Figure contents as structured data
════════

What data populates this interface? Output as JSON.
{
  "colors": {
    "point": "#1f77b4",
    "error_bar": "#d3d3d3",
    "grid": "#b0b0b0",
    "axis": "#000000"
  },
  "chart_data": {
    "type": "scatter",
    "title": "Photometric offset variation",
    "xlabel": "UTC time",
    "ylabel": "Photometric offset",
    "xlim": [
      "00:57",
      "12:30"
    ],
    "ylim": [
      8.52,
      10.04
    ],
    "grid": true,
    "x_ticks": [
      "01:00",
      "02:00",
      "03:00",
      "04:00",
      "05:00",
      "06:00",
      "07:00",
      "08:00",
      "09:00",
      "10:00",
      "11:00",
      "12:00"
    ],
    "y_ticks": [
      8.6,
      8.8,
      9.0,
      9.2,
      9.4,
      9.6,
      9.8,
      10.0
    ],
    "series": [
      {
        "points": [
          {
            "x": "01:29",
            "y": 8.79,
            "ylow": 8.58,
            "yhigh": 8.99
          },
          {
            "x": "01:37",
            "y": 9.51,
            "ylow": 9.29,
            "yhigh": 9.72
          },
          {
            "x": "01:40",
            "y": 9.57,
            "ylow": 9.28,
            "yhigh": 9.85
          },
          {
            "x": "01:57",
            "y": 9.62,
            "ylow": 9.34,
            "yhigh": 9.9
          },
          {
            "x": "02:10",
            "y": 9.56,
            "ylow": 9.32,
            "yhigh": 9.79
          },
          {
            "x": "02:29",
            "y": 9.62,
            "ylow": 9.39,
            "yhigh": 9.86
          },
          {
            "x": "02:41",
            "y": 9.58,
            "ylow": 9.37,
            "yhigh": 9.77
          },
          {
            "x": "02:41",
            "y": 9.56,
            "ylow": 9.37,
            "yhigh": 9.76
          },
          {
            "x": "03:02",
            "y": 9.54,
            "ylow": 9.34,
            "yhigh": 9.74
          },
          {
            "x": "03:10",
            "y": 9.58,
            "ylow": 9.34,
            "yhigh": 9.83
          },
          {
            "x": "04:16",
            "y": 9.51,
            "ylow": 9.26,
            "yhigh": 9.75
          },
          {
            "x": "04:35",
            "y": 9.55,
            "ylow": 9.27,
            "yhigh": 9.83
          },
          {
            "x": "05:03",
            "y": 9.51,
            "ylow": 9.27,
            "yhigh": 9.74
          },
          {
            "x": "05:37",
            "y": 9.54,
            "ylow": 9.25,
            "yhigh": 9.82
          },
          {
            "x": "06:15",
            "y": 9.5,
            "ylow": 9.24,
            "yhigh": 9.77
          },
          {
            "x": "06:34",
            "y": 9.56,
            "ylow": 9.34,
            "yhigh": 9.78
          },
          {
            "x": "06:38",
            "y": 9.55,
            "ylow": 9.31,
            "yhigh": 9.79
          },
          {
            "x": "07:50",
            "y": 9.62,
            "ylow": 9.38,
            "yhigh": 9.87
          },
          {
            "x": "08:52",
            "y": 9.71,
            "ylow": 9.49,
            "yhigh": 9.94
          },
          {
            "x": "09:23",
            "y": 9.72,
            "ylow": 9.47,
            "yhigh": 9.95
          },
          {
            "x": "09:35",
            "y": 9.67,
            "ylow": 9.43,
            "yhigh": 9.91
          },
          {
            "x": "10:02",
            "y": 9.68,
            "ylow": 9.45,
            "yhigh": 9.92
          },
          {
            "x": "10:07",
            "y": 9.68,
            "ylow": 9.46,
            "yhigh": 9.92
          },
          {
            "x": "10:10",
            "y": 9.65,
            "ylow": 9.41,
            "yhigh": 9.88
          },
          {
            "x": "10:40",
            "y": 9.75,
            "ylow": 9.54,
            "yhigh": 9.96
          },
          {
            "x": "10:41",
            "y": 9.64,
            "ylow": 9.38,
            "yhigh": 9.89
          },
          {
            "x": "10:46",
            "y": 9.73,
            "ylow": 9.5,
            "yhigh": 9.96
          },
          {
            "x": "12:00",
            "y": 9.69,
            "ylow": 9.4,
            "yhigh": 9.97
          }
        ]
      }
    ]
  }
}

════════

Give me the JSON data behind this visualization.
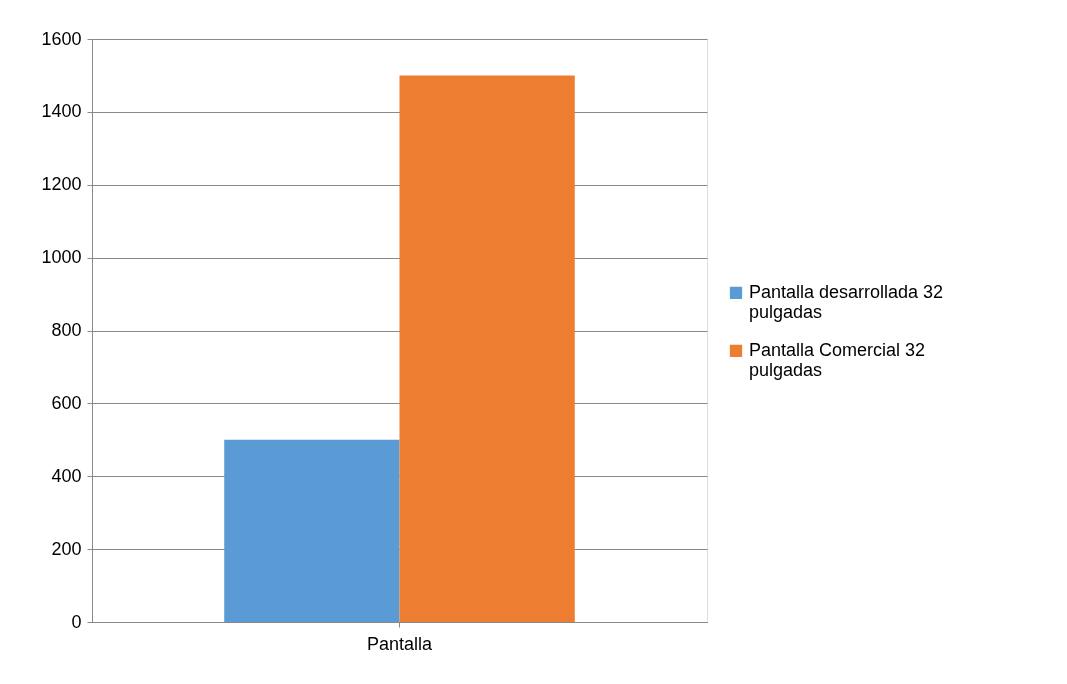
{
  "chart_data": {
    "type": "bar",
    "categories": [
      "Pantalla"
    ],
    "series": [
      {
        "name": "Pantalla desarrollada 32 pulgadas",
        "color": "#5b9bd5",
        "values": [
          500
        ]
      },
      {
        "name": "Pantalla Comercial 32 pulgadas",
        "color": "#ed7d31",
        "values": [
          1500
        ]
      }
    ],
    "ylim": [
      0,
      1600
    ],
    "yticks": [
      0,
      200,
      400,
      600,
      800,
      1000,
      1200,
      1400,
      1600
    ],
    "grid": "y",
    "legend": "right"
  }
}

════════

Do this: Check each line of the records above for the word "name", then give the number of lines that have it, with no other words.

Worked answer: 2